Figure contents as structured data:
|---|

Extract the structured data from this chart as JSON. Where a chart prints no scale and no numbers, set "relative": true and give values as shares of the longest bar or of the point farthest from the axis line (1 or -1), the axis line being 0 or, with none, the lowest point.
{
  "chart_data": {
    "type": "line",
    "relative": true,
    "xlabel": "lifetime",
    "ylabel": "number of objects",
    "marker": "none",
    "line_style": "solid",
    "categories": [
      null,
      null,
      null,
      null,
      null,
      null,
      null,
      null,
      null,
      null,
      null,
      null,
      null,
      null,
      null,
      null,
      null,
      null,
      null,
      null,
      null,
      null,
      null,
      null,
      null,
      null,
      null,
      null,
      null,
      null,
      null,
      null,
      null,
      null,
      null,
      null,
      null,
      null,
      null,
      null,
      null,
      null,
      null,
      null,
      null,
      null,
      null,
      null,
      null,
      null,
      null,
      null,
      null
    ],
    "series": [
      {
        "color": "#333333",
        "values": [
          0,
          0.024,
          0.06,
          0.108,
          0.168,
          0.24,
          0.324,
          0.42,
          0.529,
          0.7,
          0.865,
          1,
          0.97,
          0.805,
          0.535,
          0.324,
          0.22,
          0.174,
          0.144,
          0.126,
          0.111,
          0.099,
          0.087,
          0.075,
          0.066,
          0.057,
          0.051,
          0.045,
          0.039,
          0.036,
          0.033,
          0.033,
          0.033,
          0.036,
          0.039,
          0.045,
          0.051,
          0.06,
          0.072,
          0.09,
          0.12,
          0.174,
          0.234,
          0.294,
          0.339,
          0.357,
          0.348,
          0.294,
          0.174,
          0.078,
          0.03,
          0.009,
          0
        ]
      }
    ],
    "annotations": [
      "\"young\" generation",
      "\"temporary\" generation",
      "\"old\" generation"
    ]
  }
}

|---|

EXERCISE BRIEF:
Reproduce every line of the data verbatim.

RESPONSE:
Extract the structured data from this chart as JSON. Where a chart prints no scale and no numbers, set "relative": true and give values as shares of the longest bar or of the point farthest from the axis line (1 or -1), the axis line being 0 or, with none, the lowest point.
{
  "chart_data": {
    "type": "line",
    "relative": true,
    "xlabel": "lifetime",
    "ylabel": "number of objects",
    "marker": "none",
    "line_style": "solid",
    "categories": [
      null,
      null,
      null,
      null,
      null,
      null,
      null,
      null,
      null,
      null,
      null,
      null,
      null,
      null,
      null,
      null,
      null,
      null,
      null,
      null,
      null,
      null,
      null,
      null,
      null,
      null,
      null,
      null,
      null,
      null,
      null,
      null,
      null,
      null,
      null,
      null,
      null,
      null,
      null,
      null,
      null,
      null,
      null,
      null,
      null,
      null,
      null,
      null,
      null,
      null,
      null,
      null,
      null
    ],
    "series": [
      {
        "color": "#333333",
        "values": [
          0,
          0.024,
          0.06,
          0.108,
          0.168,
          0.24,
          0.324,
          0.42,
          0.529,
          0.7,
          0.865,
          1,
          0.97,
          0.805,
          0.535,
          0.324,
          0.22,
          0.174,
          0.144,
          0.126,
          0.111,
          0.099,
          0.087,
          0.075,
          0.066,
          0.057,
          0.051,
          0.045,
          0.039,
          0.036,
          0.033,
          0.033,
          0.033,
          0.036,
          0.039,
          0.045,
          0.051,
          0.06,
          0.072,
          0.09,
          0.12,
          0.174,
          0.234,
          0.294,
          0.339,
          0.357,
          0.348,
          0.294,
          0.174,
          0.078,
          0.03,
          0.009,
          0
        ]
      }
    ],
    "annotations": [
      "\"young\" generation",
      "\"temporary\" generation",
      "\"old\" generation"
    ]
  }
}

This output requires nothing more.